:: Exercise ::
All lines featuring the string "opdrachten" are to be listed.

:: Given data ::
==================================================

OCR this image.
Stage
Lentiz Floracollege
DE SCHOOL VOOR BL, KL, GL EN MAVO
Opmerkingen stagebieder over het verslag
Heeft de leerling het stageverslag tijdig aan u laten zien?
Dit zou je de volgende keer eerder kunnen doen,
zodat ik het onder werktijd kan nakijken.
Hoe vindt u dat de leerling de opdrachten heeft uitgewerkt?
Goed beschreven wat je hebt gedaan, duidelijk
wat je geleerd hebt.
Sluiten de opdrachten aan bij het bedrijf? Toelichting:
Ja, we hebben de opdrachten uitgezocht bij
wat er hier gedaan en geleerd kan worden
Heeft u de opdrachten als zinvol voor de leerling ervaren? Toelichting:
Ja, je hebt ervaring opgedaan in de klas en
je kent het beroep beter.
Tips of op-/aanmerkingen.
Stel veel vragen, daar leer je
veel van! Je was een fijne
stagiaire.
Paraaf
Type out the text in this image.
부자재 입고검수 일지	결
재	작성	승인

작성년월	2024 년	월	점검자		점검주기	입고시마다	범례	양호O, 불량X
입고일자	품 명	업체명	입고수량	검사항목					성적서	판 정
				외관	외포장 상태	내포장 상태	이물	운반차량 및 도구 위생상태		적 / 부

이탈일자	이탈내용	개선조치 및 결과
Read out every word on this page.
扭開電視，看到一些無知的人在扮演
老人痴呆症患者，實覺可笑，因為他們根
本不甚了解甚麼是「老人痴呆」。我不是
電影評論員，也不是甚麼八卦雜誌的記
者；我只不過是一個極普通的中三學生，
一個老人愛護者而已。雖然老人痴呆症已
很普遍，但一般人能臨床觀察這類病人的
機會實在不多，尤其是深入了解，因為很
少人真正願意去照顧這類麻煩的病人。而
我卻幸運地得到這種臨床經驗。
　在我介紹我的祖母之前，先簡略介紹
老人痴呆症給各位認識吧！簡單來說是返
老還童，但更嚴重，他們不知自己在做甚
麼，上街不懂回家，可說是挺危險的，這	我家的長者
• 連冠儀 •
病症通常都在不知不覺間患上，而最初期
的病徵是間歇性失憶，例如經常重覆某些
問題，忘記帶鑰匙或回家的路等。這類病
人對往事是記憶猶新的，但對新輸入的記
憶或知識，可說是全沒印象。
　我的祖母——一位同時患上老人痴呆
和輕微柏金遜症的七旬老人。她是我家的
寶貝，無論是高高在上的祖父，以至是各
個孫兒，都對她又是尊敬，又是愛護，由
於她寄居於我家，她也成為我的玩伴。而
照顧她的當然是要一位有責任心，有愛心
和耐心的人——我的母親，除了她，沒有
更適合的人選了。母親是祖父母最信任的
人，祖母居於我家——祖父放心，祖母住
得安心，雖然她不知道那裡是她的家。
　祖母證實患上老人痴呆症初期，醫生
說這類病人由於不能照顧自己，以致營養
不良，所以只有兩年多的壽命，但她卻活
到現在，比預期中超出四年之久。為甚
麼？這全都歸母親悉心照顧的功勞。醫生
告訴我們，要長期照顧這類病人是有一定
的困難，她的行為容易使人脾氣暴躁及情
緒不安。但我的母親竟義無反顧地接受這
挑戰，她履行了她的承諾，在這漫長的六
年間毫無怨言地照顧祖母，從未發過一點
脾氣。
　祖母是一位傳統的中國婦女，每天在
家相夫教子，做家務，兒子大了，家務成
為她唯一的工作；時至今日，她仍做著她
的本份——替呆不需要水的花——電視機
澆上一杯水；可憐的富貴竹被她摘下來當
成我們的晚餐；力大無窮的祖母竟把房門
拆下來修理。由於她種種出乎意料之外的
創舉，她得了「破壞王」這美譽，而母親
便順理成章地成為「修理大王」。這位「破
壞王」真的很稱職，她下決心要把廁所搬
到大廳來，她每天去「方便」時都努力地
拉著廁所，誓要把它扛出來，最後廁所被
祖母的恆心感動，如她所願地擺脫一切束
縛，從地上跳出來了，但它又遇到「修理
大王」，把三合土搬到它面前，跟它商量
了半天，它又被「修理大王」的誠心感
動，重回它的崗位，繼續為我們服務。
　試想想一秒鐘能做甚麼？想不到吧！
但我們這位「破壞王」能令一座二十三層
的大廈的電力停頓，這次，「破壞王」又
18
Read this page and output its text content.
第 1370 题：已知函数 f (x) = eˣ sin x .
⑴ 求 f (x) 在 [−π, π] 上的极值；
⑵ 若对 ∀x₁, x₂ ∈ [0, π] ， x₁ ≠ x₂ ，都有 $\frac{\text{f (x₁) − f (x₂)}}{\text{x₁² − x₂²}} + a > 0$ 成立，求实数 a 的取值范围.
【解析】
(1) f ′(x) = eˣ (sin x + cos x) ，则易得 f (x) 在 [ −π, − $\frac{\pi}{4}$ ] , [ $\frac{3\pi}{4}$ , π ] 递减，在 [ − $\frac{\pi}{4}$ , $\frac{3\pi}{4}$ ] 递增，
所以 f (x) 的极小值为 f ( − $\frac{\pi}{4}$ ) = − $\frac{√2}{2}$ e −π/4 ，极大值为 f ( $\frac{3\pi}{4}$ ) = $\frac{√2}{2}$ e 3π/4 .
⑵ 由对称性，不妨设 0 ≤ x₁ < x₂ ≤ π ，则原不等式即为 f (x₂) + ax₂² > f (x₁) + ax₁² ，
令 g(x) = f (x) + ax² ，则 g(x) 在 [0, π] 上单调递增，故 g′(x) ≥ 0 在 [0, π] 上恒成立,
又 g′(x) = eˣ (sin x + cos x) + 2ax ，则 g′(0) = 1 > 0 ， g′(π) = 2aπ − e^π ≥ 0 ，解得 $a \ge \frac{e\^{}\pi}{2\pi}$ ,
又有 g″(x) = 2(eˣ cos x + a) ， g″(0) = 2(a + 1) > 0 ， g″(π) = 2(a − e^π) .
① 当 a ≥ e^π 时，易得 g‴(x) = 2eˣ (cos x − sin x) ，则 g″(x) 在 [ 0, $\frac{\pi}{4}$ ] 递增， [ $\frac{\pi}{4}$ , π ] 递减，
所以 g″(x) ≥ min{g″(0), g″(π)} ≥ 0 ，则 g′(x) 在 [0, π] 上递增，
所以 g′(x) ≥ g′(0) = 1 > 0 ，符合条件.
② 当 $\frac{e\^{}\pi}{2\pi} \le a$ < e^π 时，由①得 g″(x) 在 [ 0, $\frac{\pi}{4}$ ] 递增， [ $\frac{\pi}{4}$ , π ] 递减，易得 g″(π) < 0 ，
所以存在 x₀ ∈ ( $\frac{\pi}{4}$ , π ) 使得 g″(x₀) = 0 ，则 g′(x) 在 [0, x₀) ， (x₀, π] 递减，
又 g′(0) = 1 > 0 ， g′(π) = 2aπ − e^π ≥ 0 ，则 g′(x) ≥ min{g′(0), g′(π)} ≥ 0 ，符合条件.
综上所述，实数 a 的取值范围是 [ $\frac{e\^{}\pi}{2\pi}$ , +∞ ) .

==================================================

:: Response ::
Hoe vindt u dat de leerling de opdrachten heeft uitgewerkt?
Sluiten de opdrachten aan bij het bedrijf? Toelichting:
Ja, we hebben de opdrachten uitgezocht bij
Heeft u de opdrachten als zinvol voor de leerling ervaren? Toelichting:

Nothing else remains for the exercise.